━━━ Material provided
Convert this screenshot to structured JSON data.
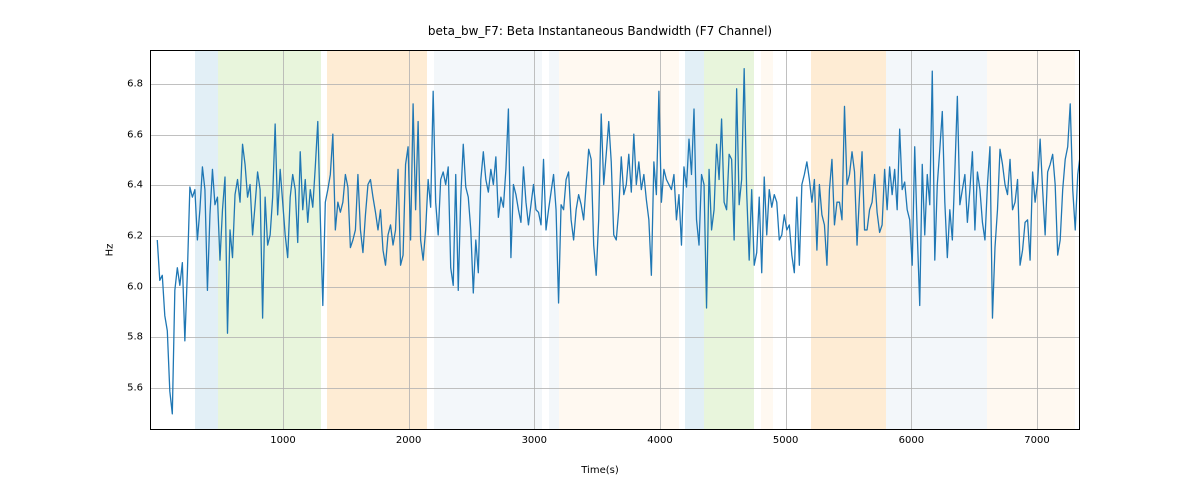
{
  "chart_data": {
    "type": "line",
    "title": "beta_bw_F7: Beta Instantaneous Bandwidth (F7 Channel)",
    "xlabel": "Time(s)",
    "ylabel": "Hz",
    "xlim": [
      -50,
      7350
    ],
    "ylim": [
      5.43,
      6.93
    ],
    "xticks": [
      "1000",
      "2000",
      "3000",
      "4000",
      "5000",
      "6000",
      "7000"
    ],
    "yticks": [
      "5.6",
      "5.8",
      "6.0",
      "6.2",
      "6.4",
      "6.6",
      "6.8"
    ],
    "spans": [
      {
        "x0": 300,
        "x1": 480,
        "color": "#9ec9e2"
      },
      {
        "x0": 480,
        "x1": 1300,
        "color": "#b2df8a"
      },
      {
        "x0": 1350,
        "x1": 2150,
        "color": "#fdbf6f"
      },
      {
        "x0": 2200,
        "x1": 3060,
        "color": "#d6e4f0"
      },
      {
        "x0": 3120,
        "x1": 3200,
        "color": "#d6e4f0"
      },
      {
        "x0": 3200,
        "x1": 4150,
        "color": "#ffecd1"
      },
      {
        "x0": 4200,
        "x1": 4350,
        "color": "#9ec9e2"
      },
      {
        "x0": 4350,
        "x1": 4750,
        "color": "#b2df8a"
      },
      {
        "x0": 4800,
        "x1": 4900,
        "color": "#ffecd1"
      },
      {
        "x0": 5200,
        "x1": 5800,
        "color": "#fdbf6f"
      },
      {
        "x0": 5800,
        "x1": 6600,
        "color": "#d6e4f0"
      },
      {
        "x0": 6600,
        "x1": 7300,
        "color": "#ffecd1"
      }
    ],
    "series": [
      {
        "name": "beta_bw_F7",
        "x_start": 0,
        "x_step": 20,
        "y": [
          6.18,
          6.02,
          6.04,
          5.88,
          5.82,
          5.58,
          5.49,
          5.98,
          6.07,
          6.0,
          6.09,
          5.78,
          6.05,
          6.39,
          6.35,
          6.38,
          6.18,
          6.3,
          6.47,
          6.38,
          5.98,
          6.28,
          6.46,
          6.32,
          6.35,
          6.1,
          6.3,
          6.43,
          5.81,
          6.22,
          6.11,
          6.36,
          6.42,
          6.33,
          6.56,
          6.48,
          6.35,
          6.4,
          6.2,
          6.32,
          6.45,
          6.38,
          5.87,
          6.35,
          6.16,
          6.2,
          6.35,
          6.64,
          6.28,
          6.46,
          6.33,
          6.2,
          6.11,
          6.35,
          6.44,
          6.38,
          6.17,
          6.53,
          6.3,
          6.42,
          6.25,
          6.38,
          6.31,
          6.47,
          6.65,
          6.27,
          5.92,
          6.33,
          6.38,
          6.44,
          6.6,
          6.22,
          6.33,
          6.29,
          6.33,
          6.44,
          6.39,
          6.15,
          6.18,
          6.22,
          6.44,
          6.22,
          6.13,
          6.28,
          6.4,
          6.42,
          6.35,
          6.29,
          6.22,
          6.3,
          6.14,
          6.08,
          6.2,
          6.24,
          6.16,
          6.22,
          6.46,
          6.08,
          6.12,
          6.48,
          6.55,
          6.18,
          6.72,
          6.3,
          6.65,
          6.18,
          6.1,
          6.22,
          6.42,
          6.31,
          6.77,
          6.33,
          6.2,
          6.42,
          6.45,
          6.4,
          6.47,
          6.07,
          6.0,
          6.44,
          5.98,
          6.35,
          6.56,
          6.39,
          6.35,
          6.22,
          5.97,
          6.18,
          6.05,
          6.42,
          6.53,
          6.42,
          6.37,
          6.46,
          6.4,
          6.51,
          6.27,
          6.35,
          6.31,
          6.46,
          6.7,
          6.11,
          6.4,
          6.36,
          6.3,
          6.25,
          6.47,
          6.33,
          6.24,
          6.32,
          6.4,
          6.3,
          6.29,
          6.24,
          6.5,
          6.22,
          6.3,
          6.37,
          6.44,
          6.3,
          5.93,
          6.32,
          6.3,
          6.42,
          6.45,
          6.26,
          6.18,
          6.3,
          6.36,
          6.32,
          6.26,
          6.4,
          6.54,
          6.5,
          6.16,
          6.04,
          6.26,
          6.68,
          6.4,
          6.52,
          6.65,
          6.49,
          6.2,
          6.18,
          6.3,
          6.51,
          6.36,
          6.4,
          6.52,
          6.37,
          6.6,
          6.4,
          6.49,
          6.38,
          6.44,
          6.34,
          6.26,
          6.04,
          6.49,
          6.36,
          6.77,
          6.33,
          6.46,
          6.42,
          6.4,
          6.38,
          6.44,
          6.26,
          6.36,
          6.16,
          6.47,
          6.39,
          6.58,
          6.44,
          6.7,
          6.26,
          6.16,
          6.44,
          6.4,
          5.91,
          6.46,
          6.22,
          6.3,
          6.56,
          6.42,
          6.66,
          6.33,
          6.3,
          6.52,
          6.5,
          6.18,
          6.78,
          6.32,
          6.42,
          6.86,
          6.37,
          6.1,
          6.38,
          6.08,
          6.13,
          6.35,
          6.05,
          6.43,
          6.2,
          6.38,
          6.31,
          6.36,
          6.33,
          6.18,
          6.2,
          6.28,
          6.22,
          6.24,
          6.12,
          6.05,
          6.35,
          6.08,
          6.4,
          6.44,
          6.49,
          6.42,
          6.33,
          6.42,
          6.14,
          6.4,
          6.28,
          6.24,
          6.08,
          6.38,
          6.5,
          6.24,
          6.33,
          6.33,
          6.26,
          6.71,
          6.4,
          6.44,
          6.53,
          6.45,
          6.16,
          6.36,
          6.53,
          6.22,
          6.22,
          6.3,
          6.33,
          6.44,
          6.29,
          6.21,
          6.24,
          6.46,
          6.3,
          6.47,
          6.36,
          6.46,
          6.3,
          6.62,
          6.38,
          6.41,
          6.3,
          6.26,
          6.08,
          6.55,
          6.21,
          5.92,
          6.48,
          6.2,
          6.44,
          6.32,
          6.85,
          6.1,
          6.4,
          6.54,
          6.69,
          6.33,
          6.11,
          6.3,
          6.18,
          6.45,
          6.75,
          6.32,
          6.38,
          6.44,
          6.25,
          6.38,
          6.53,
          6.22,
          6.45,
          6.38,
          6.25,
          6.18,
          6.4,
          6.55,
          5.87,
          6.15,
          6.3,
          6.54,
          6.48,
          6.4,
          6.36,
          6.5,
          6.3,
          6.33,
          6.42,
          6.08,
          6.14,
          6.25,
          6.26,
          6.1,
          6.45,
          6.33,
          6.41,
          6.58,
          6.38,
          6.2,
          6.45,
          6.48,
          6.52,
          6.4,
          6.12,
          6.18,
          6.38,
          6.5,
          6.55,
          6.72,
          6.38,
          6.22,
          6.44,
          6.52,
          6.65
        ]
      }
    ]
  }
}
━━━━━━
*What to do:*
Reproduce the material in full, word for word, and omit the pictures.

*Full output:*
Convert this screenshot to structured JSON data.
{
  "chart_data": {
    "type": "line",
    "title": "beta_bw_F7: Beta Instantaneous Bandwidth (F7 Channel)",
    "xlabel": "Time(s)",
    "ylabel": "Hz",
    "xlim": [
      -50,
      7350
    ],
    "ylim": [
      5.43,
      6.93
    ],
    "xticks": [
      "1000",
      "2000",
      "3000",
      "4000",
      "5000",
      "6000",
      "7000"
    ],
    "yticks": [
      "5.6",
      "5.8",
      "6.0",
      "6.2",
      "6.4",
      "6.6",
      "6.8"
    ],
    "spans": [
      {
        "x0": 300,
        "x1": 480,
        "color": "#9ec9e2"
      },
      {
        "x0": 480,
        "x1": 1300,
        "color": "#b2df8a"
      },
      {
        "x0": 1350,
        "x1": 2150,
        "color": "#fdbf6f"
      },
      {
        "x0": 2200,
        "x1": 3060,
        "color": "#d6e4f0"
      },
      {
        "x0": 3120,
        "x1": 3200,
        "color": "#d6e4f0"
      },
      {
        "x0": 3200,
        "x1": 4150,
        "color": "#ffecd1"
      },
      {
        "x0": 4200,
        "x1": 4350,
        "color": "#9ec9e2"
      },
      {
        "x0": 4350,
        "x1": 4750,
        "color": "#b2df8a"
      },
      {
        "x0": 4800,
        "x1": 4900,
        "color": "#ffecd1"
      },
      {
        "x0": 5200,
        "x1": 5800,
        "color": "#fdbf6f"
      },
      {
        "x0": 5800,
        "x1": 6600,
        "color": "#d6e4f0"
      },
      {
        "x0": 6600,
        "x1": 7300,
        "color": "#ffecd1"
      }
    ],
    "series": [
      {
        "name": "beta_bw_F7",
        "x_start": 0,
        "x_step": 20,
        "y": [
          6.18,
          6.02,
          6.04,
          5.88,
          5.82,
          5.58,
          5.49,
          5.98,
          6.07,
          6.0,
          6.09,
          5.78,
          6.05,
          6.39,
          6.35,
          6.38,
          6.18,
          6.3,
          6.47,
          6.38,
          5.98,
          6.28,
          6.46,
          6.32,
          6.35,
          6.1,
          6.3,
          6.43,
          5.81,
          6.22,
          6.11,
          6.36,
          6.42,
          6.33,
          6.56,
          6.48,
          6.35,
          6.4,
          6.2,
          6.32,
          6.45,
          6.38,
          5.87,
          6.35,
          6.16,
          6.2,
          6.35,
          6.64,
          6.28,
          6.46,
          6.33,
          6.2,
          6.11,
          6.35,
          6.44,
          6.38,
          6.17,
          6.53,
          6.3,
          6.42,
          6.25,
          6.38,
          6.31,
          6.47,
          6.65,
          6.27,
          5.92,
          6.33,
          6.38,
          6.44,
          6.6,
          6.22,
          6.33,
          6.29,
          6.33,
          6.44,
          6.39,
          6.15,
          6.18,
          6.22,
          6.44,
          6.22,
          6.13,
          6.28,
          6.4,
          6.42,
          6.35,
          6.29,
          6.22,
          6.3,
          6.14,
          6.08,
          6.2,
          6.24,
          6.16,
          6.22,
          6.46,
          6.08,
          6.12,
          6.48,
          6.55,
          6.18,
          6.72,
          6.3,
          6.65,
          6.18,
          6.1,
          6.22,
          6.42,
          6.31,
          6.77,
          6.33,
          6.2,
          6.42,
          6.45,
          6.4,
          6.47,
          6.07,
          6.0,
          6.44,
          5.98,
          6.35,
          6.56,
          6.39,
          6.35,
          6.22,
          5.97,
          6.18,
          6.05,
          6.42,
          6.53,
          6.42,
          6.37,
          6.46,
          6.4,
          6.51,
          6.27,
          6.35,
          6.31,
          6.46,
          6.7,
          6.11,
          6.4,
          6.36,
          6.3,
          6.25,
          6.47,
          6.33,
          6.24,
          6.32,
          6.4,
          6.3,
          6.29,
          6.24,
          6.5,
          6.22,
          6.3,
          6.37,
          6.44,
          6.3,
          5.93,
          6.32,
          6.3,
          6.42,
          6.45,
          6.26,
          6.18,
          6.3,
          6.36,
          6.32,
          6.26,
          6.4,
          6.54,
          6.5,
          6.16,
          6.04,
          6.26,
          6.68,
          6.4,
          6.52,
          6.65,
          6.49,
          6.2,
          6.18,
          6.3,
          6.51,
          6.36,
          6.4,
          6.52,
          6.37,
          6.6,
          6.4,
          6.49,
          6.38,
          6.44,
          6.34,
          6.26,
          6.04,
          6.49,
          6.36,
          6.77,
          6.33,
          6.46,
          6.42,
          6.4,
          6.38,
          6.44,
          6.26,
          6.36,
          6.16,
          6.47,
          6.39,
          6.58,
          6.44,
          6.7,
          6.26,
          6.16,
          6.44,
          6.4,
          5.91,
          6.46,
          6.22,
          6.3,
          6.56,
          6.42,
          6.66,
          6.33,
          6.3,
          6.52,
          6.5,
          6.18,
          6.78,
          6.32,
          6.42,
          6.86,
          6.37,
          6.1,
          6.38,
          6.08,
          6.13,
          6.35,
          6.05,
          6.43,
          6.2,
          6.38,
          6.31,
          6.36,
          6.33,
          6.18,
          6.2,
          6.28,
          6.22,
          6.24,
          6.12,
          6.05,
          6.35,
          6.08,
          6.4,
          6.44,
          6.49,
          6.42,
          6.33,
          6.42,
          6.14,
          6.4,
          6.28,
          6.24,
          6.08,
          6.38,
          6.5,
          6.24,
          6.33,
          6.33,
          6.26,
          6.71,
          6.4,
          6.44,
          6.53,
          6.45,
          6.16,
          6.36,
          6.53,
          6.22,
          6.22,
          6.3,
          6.33,
          6.44,
          6.29,
          6.21,
          6.24,
          6.46,
          6.3,
          6.47,
          6.36,
          6.46,
          6.3,
          6.62,
          6.38,
          6.41,
          6.3,
          6.26,
          6.08,
          6.55,
          6.21,
          5.92,
          6.48,
          6.2,
          6.44,
          6.32,
          6.85,
          6.1,
          6.4,
          6.54,
          6.69,
          6.33,
          6.11,
          6.3,
          6.18,
          6.45,
          6.75,
          6.32,
          6.38,
          6.44,
          6.25,
          6.38,
          6.53,
          6.22,
          6.45,
          6.38,
          6.25,
          6.18,
          6.4,
          6.55,
          5.87,
          6.15,
          6.3,
          6.54,
          6.48,
          6.4,
          6.36,
          6.5,
          6.3,
          6.33,
          6.42,
          6.08,
          6.14,
          6.25,
          6.26,
          6.1,
          6.45,
          6.33,
          6.41,
          6.58,
          6.38,
          6.2,
          6.45,
          6.48,
          6.52,
          6.4,
          6.12,
          6.18,
          6.38,
          6.5,
          6.55,
          6.72,
          6.38,
          6.22,
          6.44,
          6.52,
          6.65
        ]
      }
    ]
  }
}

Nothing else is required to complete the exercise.